> **Given instruction**: Find the word "أخرج" in the data. Return every line where it appears.

━━━━━ Information provided ━━━━━

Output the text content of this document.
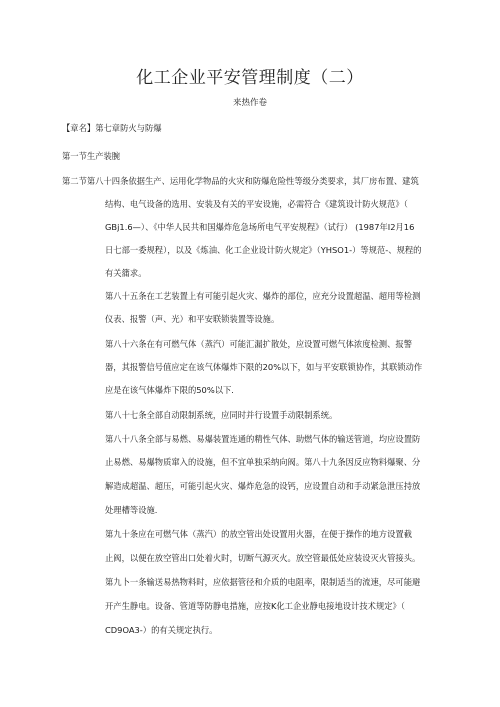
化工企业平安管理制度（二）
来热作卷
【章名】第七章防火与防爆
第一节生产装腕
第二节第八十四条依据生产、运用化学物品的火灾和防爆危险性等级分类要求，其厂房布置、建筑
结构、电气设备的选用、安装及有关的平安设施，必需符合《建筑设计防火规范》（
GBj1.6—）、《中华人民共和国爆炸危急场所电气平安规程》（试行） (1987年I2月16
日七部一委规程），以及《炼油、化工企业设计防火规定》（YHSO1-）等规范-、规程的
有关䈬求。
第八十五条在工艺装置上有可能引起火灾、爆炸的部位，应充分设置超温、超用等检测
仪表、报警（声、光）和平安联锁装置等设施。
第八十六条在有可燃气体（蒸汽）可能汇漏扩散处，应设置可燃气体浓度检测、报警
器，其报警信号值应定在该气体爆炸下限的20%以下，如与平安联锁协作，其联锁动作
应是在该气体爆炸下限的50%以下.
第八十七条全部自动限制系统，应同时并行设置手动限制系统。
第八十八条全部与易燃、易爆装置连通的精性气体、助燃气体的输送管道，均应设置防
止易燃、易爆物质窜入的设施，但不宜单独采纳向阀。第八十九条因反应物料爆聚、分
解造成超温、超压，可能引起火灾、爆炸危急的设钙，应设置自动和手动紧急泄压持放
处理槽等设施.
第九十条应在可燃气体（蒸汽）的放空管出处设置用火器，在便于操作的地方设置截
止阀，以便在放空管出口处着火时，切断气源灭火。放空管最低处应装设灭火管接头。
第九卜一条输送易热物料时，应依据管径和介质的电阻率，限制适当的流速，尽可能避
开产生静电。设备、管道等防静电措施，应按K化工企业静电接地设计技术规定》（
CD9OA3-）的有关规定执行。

━━━━━
━━━━━ Information provided ━━━━━

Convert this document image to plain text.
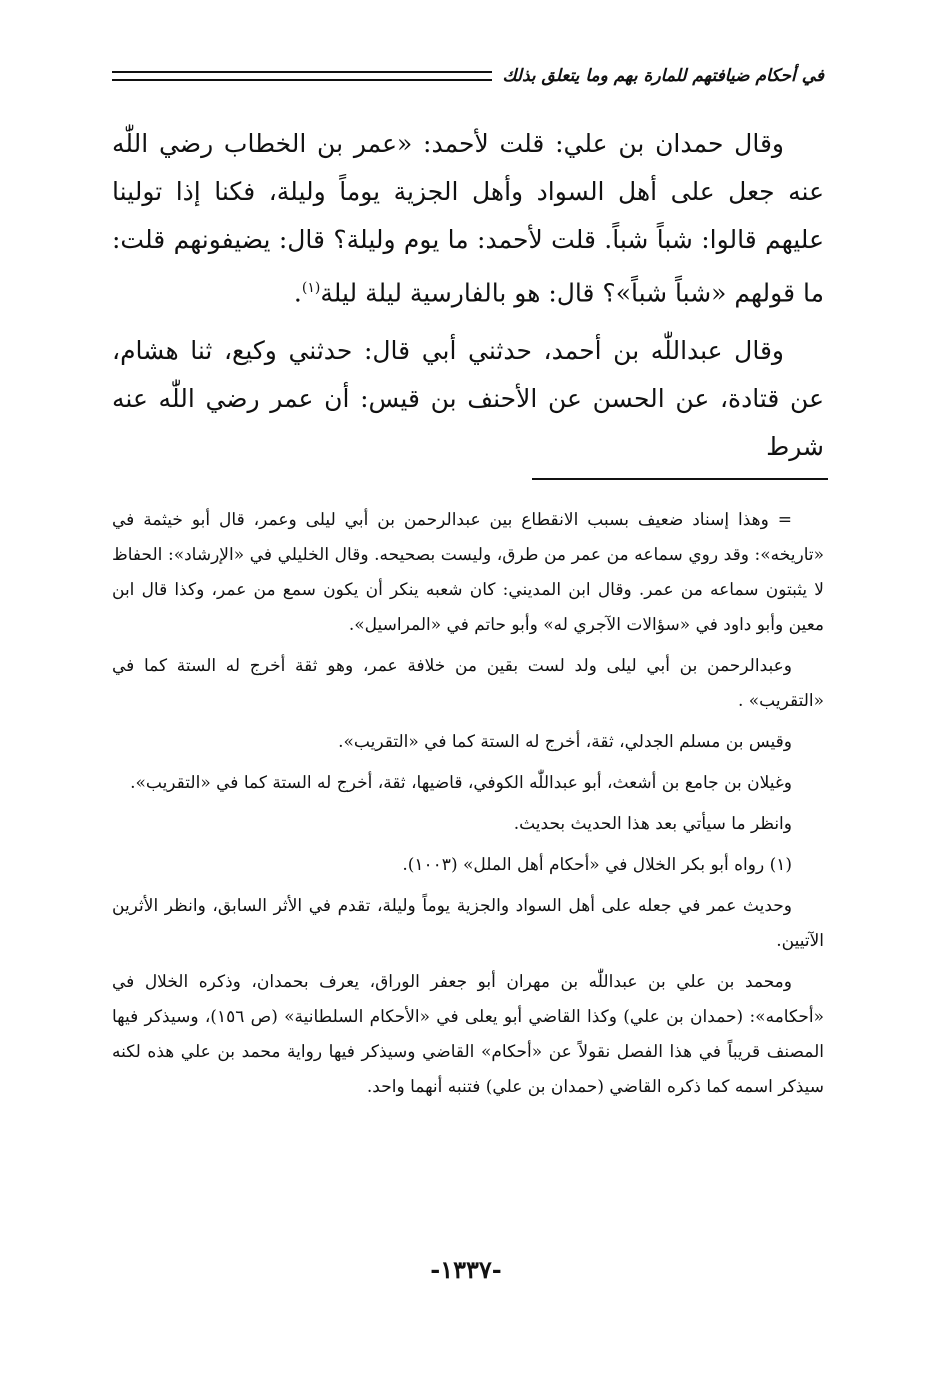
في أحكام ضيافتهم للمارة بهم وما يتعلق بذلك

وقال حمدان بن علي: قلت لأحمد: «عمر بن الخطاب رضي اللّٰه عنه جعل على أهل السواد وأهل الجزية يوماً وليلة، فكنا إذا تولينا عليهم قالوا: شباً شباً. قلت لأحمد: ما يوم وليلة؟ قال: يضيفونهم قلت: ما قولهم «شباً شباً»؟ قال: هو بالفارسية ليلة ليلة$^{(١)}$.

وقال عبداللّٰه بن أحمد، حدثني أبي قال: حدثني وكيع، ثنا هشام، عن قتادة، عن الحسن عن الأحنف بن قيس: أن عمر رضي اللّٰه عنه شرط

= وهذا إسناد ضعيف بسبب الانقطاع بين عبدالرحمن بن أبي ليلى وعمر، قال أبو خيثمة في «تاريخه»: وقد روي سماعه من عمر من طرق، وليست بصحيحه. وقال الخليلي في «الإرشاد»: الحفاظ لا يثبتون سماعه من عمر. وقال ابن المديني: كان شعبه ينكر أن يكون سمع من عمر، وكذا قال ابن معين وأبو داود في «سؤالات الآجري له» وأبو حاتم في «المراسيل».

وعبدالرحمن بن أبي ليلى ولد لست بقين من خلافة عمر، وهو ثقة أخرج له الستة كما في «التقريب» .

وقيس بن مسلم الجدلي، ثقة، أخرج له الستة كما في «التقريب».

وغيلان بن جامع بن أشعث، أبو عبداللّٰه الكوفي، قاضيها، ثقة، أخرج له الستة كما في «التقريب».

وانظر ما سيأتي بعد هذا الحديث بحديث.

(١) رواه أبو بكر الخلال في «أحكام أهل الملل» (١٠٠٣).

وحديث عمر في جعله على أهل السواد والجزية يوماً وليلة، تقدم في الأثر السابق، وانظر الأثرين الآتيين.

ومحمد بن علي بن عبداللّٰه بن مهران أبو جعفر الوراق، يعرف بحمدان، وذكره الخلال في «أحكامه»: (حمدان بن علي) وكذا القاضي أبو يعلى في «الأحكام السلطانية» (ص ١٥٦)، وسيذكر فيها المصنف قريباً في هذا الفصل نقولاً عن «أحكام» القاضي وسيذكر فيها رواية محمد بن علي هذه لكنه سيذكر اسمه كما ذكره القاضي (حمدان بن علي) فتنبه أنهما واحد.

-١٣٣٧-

━━━━━
━━━━━ Information provided ━━━━━

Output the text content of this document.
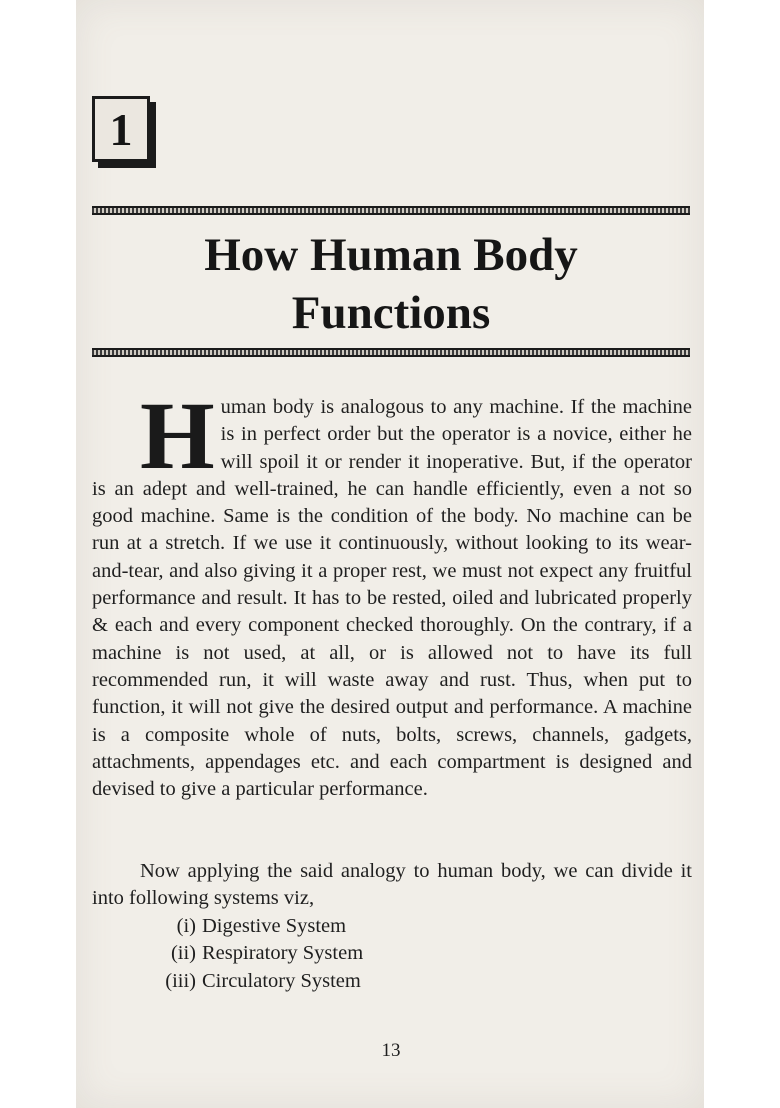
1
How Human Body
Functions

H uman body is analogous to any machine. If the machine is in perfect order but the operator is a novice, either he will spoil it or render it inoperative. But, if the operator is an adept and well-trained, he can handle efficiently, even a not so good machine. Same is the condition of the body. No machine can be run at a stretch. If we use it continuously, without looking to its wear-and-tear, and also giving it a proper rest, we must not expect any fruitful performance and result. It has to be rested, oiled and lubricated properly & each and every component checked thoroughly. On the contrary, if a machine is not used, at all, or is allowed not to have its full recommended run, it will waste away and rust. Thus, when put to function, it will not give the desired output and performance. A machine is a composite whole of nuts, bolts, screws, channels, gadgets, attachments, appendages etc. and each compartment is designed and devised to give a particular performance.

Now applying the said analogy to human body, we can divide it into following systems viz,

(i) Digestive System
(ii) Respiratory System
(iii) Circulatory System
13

━━━━━

> **Exercise output**:
وعبدالرحمن بن أبي ليلى ولد لست بقين من خلافة عمر، وهو ثقة أخرج له الستة كما في «التقريب» .
وقيس بن مسلم الجدلي، ثقة، أخرج له الستة كما في «التقريب».
وغيلان بن جامع بن أشعث، أبو عبداللّٰه الكوفي، قاضيها، ثقة، أخرج له الستة كما في «التقريب».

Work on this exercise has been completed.